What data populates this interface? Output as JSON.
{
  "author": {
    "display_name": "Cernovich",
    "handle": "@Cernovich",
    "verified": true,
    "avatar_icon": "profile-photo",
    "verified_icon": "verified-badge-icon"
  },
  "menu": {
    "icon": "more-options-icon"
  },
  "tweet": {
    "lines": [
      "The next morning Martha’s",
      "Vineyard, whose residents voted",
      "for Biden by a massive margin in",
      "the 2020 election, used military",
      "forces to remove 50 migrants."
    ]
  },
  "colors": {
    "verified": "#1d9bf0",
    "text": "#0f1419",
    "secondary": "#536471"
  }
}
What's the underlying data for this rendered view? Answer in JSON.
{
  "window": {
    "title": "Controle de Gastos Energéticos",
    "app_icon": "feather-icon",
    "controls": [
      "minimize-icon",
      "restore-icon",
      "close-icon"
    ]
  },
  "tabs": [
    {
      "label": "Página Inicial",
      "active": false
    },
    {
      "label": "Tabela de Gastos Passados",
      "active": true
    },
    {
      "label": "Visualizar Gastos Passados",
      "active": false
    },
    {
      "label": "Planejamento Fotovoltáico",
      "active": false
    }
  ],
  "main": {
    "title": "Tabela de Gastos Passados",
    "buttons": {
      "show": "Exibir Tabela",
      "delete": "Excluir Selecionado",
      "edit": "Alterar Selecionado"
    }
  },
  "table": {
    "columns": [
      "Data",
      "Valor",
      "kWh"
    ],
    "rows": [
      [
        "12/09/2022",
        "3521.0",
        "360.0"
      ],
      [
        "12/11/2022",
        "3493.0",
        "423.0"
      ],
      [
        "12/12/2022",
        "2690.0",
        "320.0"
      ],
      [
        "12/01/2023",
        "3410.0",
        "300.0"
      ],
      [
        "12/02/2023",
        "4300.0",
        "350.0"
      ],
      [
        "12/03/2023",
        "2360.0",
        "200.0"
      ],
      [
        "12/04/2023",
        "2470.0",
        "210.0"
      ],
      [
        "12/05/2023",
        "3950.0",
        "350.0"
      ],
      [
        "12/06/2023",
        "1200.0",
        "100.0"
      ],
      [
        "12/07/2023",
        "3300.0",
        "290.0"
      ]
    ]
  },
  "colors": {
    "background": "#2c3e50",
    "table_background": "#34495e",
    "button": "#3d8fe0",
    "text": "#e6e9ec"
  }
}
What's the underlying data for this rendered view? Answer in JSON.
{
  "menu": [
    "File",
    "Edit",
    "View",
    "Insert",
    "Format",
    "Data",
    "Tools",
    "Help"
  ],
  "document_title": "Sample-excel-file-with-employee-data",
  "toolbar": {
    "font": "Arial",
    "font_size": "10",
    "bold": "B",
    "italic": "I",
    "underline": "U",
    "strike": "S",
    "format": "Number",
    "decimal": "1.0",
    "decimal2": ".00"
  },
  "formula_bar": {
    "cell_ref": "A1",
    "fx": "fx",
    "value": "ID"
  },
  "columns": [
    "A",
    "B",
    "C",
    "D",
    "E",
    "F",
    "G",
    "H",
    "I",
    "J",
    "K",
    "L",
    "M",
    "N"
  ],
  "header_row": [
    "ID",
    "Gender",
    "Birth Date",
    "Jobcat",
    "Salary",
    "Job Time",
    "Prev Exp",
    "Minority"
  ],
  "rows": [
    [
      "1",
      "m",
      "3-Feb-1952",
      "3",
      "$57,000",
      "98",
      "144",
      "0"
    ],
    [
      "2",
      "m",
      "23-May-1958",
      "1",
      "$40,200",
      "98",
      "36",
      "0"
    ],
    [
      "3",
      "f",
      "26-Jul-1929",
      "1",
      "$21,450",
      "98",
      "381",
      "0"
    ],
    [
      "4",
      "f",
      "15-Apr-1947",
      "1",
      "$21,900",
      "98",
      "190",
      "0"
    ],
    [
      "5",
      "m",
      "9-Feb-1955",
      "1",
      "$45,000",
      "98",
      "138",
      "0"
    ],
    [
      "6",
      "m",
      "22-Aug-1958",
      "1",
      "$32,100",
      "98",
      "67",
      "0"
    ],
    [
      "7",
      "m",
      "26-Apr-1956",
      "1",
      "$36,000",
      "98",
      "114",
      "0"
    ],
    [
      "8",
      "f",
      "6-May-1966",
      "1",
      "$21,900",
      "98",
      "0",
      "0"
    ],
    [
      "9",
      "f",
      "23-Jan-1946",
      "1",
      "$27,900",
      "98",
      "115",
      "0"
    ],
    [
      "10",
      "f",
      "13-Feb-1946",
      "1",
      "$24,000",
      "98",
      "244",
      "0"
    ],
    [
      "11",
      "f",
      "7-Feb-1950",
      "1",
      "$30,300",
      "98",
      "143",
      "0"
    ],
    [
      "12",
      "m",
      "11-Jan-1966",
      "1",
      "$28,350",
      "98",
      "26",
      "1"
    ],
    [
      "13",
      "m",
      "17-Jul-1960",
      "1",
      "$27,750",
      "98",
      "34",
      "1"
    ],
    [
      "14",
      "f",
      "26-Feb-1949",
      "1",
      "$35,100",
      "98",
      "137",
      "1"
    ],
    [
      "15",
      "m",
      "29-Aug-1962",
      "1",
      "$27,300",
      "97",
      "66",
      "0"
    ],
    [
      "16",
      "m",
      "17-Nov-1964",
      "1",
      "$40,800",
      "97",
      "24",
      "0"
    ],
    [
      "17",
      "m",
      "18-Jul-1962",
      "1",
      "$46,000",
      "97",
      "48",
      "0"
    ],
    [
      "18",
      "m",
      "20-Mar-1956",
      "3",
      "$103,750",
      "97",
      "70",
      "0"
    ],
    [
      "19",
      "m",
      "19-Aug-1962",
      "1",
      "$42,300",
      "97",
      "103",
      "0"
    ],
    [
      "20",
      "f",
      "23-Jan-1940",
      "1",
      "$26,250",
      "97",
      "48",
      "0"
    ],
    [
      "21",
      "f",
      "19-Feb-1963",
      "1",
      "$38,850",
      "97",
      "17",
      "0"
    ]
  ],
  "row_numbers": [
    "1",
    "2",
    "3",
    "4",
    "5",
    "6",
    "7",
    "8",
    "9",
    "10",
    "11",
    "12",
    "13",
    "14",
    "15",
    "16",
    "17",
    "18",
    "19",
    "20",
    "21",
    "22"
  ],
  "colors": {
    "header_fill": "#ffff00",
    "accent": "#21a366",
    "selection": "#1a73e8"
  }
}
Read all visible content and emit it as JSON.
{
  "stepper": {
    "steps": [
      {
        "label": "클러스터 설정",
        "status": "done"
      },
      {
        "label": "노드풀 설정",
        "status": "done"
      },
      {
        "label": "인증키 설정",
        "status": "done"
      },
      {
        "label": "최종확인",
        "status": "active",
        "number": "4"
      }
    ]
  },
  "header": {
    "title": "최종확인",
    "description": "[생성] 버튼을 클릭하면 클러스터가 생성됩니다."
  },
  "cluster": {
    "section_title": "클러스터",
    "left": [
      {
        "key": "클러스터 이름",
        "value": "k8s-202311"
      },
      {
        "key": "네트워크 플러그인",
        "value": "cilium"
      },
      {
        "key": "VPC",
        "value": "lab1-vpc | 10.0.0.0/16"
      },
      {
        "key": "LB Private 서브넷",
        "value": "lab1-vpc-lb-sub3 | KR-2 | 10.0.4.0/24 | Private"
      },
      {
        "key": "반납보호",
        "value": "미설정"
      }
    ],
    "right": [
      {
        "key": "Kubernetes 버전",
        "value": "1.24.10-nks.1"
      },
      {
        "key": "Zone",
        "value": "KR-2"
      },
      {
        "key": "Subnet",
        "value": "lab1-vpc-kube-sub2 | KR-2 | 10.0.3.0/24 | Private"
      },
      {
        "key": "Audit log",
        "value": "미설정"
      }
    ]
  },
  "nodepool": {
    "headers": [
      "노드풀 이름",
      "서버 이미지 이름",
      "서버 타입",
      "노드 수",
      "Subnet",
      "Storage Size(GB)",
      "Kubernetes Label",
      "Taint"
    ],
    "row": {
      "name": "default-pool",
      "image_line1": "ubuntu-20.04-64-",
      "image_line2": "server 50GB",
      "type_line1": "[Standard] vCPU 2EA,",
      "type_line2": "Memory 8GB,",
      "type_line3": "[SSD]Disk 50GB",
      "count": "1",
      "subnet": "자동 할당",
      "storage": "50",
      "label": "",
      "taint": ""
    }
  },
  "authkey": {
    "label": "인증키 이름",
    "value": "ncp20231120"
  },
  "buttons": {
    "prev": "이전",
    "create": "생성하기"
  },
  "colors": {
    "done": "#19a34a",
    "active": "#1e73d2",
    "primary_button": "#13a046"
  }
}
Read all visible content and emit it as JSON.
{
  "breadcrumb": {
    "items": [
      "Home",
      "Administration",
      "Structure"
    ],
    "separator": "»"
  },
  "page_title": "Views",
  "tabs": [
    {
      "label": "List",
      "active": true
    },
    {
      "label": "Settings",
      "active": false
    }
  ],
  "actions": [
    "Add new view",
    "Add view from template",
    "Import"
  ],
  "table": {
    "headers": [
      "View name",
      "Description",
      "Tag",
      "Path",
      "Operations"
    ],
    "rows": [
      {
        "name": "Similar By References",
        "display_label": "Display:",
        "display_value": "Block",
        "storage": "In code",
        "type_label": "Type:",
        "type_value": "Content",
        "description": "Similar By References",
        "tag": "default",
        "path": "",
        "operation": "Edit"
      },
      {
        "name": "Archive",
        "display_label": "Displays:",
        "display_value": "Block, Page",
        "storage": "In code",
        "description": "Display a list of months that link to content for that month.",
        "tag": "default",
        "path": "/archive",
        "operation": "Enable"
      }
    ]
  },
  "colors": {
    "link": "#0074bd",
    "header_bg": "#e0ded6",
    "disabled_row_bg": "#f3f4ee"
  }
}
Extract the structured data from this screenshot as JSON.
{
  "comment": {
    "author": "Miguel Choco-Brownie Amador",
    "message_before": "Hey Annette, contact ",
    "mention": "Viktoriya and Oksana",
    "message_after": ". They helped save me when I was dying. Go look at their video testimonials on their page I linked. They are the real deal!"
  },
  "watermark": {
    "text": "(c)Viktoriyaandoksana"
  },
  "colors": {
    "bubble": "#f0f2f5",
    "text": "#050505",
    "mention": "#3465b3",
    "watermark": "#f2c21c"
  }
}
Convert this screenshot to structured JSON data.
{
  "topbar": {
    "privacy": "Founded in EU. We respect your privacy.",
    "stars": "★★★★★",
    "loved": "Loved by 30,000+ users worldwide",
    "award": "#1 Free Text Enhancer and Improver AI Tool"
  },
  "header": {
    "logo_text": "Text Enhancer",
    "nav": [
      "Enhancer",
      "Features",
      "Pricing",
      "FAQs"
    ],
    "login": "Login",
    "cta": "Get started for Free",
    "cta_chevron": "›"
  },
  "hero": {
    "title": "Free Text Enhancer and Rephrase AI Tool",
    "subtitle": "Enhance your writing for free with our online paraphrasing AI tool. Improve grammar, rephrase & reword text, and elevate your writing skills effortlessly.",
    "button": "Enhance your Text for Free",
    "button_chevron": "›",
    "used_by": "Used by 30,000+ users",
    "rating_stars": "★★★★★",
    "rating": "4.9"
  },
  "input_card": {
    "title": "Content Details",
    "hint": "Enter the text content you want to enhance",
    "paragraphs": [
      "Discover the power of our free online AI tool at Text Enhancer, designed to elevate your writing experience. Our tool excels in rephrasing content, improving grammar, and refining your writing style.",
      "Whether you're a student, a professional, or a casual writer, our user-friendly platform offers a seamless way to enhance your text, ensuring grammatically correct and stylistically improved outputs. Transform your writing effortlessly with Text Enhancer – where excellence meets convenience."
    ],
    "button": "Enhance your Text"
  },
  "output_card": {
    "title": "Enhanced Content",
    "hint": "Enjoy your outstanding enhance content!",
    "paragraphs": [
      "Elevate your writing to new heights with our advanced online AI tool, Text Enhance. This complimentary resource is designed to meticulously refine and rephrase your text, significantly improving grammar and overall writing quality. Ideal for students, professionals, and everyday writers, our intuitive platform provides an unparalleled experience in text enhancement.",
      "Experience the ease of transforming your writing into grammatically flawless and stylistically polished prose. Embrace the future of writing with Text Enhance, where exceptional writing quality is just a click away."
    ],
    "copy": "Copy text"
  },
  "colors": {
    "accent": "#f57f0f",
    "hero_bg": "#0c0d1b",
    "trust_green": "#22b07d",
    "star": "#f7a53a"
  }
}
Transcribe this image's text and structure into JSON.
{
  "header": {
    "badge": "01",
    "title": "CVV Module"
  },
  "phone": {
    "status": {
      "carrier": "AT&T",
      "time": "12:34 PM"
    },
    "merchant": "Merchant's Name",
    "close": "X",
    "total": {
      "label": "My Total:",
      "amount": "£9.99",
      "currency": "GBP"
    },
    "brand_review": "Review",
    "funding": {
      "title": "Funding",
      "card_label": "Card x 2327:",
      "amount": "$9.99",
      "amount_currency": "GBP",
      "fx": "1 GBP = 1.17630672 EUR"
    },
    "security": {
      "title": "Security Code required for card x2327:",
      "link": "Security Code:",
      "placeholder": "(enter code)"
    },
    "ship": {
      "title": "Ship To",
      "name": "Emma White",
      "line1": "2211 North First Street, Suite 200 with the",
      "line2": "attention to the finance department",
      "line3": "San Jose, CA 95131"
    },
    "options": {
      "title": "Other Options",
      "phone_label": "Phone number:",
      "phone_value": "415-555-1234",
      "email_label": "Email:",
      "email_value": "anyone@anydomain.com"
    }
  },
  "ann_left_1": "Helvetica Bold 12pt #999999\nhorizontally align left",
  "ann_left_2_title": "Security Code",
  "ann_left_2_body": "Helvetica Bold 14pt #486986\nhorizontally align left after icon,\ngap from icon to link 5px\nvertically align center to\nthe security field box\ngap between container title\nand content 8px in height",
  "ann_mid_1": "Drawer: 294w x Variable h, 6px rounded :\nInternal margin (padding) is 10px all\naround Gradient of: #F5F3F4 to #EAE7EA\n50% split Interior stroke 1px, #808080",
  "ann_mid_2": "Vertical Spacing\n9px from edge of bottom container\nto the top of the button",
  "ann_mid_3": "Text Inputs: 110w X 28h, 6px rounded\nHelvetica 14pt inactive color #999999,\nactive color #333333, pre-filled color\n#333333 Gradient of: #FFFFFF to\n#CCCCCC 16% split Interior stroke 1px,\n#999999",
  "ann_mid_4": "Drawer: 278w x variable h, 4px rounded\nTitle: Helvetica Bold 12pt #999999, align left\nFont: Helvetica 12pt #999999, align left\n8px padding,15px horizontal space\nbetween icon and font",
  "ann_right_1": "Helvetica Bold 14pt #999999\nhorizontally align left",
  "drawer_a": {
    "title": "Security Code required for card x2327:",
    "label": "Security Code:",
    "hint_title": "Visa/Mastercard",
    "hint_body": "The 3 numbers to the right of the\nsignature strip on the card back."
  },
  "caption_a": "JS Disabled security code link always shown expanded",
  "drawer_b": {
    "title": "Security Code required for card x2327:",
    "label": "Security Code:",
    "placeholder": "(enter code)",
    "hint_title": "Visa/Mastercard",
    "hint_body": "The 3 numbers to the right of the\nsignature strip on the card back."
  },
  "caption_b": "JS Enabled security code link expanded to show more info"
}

» Directive
Work out the count of lines containing the word "align", then write only that count.

» Exercise output
4